=== WHAT NEEDS TO BE DONE ===
Reproduce the listing exactly and skip over any pictures.

[Stored data]
++++++++++
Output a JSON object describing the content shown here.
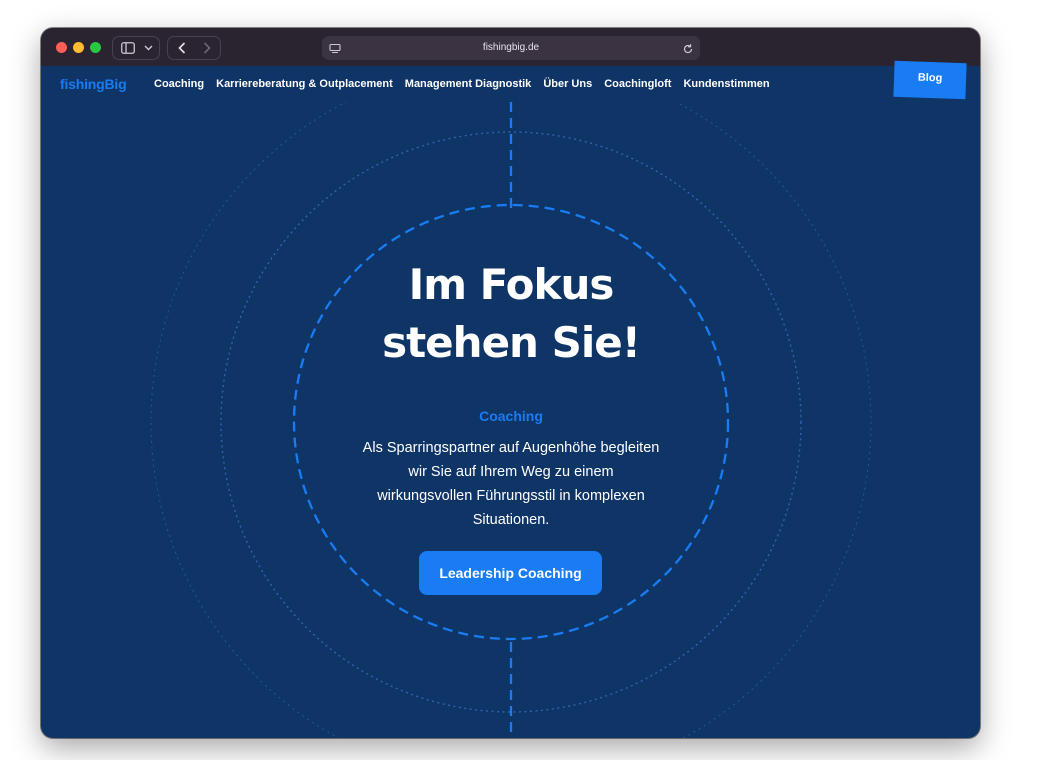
{
  "browser": {
    "url": "fishingbig.de",
    "colors": {
      "titlebar": "#2a2330",
      "close": "#ff5f57",
      "minimize": "#febc2e",
      "maximize": "#28c840"
    }
  },
  "nav": {
    "logo": "fishingBig",
    "items": [
      "Coaching",
      "Karriereberatung & Outplacement",
      "Management Diagnostik",
      "Über Uns",
      "Coachingloft",
      "Kundenstimmen"
    ],
    "blog": "Blog"
  },
  "hero": {
    "headline_line1": "Im Fokus",
    "headline_line2": "stehen Sie!",
    "kicker": "Coaching",
    "description": "Als Sparringspartner auf Augenhöhe begleiten wir Sie auf Ihrem Weg zu einem wirkungsvollen Führungsstil in komplexen Situationen.",
    "cta": "Leadership Coaching"
  },
  "colors": {
    "background": "#0f3466",
    "accent": "#1a7cf2",
    "text": "#ffffff"
  },
  "icons": [
    "sidebar-icon",
    "chevron-down-icon",
    "back-arrow-icon",
    "forward-arrow-icon",
    "reader-icon",
    "reload-icon"
  ]
}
++++++++++
=== EXERCISE ANSWER ===
Output a JSON object describing the content shown here.
{
  "browser": {
    "url": "fishingbig.de",
    "colors": {
      "titlebar": "#2a2330",
      "close": "#ff5f57",
      "minimize": "#febc2e",
      "maximize": "#28c840"
    }
  },
  "nav": {
    "logo": "fishingBig",
    "items": [
      "Coaching",
      "Karriereberatung & Outplacement",
      "Management Diagnostik",
      "Über Uns",
      "Coachingloft",
      "Kundenstimmen"
    ],
    "blog": "Blog"
  },
  "hero": {
    "headline_line1": "Im Fokus",
    "headline_line2": "stehen Sie!",
    "kicker": "Coaching",
    "description": "Als Sparringspartner auf Augenhöhe begleiten wir Sie auf Ihrem Weg zu einem wirkungsvollen Führungsstil in komplexen Situationen.",
    "cta": "Leadership Coaching"
  },
  "colors": {
    "background": "#0f3466",
    "accent": "#1a7cf2",
    "text": "#ffffff"
  },
  "icons": [
    "sidebar-icon",
    "chevron-down-icon",
    "back-arrow-icon",
    "forward-arrow-icon",
    "reader-icon",
    "reload-icon"
  ]
}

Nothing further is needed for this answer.